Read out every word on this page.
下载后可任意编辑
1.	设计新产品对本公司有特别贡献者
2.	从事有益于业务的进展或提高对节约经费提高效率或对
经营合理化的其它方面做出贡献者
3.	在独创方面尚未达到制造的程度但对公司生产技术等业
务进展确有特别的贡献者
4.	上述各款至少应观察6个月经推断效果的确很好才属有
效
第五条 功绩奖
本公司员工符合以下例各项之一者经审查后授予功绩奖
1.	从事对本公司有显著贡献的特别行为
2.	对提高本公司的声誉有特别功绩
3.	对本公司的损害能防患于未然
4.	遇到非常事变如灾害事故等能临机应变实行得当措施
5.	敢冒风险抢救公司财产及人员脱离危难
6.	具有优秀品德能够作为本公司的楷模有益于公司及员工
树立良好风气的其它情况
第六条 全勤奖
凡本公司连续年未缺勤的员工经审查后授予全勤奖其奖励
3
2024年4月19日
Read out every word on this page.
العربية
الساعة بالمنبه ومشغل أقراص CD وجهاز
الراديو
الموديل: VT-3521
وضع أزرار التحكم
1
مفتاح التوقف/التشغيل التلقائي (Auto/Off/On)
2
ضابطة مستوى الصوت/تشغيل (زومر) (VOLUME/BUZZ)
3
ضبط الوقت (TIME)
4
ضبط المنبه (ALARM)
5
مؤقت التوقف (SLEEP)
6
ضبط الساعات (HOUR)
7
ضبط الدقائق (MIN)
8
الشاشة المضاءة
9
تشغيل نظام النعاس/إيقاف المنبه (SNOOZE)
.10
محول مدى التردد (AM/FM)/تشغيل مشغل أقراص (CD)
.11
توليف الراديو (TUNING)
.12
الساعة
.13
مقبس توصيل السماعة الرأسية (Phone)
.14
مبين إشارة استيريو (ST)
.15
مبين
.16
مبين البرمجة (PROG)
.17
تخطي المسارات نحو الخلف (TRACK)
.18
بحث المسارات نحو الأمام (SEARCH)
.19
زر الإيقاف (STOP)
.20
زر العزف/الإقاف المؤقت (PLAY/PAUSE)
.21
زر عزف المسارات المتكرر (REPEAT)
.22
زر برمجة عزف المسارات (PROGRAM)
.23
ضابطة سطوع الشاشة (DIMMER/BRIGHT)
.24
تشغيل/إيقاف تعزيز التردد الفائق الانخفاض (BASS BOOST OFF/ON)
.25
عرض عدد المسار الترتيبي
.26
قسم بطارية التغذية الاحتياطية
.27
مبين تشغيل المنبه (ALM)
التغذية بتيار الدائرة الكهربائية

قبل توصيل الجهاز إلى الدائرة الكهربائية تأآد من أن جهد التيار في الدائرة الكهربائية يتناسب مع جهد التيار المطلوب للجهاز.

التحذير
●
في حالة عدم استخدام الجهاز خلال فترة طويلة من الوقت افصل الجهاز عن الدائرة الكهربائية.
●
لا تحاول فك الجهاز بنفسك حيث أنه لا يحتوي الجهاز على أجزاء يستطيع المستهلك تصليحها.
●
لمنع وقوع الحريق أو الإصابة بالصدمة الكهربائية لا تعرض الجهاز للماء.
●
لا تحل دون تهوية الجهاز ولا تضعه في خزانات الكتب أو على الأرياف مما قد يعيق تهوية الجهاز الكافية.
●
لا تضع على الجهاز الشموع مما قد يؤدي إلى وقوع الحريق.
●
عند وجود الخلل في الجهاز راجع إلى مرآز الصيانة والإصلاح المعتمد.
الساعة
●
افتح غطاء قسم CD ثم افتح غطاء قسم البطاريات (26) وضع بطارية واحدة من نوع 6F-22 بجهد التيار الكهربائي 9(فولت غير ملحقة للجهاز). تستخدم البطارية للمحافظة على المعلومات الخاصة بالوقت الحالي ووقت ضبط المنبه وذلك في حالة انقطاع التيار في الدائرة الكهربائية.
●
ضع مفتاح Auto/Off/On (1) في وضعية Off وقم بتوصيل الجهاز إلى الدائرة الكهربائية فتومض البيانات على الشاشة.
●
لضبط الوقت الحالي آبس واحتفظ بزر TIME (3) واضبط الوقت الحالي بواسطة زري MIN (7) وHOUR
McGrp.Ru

- Exercise directions -
Copy all lines above containing the string "مبين".

- Solution below -
مبين إشارة استيريو (ST)
مبين
مبين البرمجة (PROG)
مبين تشغيل المنبه (ALM)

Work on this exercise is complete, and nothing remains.